» **Aim**
Go through the data below and gather each line containing "document".

» **Raw records**
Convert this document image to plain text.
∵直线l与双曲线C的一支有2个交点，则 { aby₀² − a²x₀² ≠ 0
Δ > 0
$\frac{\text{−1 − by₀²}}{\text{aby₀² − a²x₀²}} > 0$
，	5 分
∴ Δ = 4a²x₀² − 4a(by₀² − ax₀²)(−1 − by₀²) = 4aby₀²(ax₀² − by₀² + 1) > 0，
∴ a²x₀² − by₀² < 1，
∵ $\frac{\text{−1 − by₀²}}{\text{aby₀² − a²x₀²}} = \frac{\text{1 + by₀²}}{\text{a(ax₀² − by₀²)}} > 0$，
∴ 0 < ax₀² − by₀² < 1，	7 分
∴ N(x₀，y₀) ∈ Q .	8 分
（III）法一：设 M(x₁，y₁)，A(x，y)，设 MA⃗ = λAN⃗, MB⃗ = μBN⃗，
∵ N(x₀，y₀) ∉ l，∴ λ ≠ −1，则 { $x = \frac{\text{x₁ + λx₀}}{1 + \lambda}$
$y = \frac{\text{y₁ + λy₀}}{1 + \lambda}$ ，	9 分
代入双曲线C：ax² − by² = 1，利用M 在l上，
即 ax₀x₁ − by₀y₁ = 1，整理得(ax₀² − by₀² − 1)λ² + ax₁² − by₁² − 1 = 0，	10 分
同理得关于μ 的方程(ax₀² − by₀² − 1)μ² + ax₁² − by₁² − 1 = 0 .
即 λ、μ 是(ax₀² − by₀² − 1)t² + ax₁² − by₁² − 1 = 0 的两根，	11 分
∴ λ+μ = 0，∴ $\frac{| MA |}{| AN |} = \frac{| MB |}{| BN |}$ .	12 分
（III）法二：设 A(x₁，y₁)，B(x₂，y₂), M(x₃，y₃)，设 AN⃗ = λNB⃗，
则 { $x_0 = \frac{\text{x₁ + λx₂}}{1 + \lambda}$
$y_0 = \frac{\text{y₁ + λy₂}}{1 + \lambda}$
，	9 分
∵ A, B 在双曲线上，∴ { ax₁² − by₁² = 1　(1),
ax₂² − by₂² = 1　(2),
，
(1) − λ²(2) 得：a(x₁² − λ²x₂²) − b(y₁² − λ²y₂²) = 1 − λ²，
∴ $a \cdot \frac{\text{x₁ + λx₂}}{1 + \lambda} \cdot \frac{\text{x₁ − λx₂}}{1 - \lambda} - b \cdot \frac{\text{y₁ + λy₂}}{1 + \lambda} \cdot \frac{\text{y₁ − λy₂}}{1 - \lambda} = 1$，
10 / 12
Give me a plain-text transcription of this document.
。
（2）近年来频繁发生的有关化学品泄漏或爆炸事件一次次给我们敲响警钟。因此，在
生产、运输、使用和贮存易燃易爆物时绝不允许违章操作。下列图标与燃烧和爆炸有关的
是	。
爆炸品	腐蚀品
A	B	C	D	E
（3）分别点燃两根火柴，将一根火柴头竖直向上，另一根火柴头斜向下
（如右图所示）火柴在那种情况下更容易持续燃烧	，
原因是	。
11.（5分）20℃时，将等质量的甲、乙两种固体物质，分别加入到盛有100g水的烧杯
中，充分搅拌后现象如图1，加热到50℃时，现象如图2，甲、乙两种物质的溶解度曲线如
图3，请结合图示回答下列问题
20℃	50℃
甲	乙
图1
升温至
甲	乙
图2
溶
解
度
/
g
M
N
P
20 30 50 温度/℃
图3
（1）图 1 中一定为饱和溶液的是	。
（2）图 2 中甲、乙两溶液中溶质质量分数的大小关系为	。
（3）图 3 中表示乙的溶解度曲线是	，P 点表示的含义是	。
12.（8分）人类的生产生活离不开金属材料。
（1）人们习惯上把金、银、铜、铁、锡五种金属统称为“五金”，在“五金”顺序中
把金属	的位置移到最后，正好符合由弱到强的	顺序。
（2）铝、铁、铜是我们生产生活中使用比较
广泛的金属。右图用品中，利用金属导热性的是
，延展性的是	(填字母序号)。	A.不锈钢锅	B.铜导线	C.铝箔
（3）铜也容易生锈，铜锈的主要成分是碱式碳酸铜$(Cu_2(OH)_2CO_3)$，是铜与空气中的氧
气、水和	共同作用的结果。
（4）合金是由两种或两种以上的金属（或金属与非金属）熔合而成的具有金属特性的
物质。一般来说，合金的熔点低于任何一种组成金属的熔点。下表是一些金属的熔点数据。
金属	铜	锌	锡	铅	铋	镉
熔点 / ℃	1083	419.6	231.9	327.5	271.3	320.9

» **Exercise result**
Convert this document image to plain text.
Give me a plain-text transcription of this document.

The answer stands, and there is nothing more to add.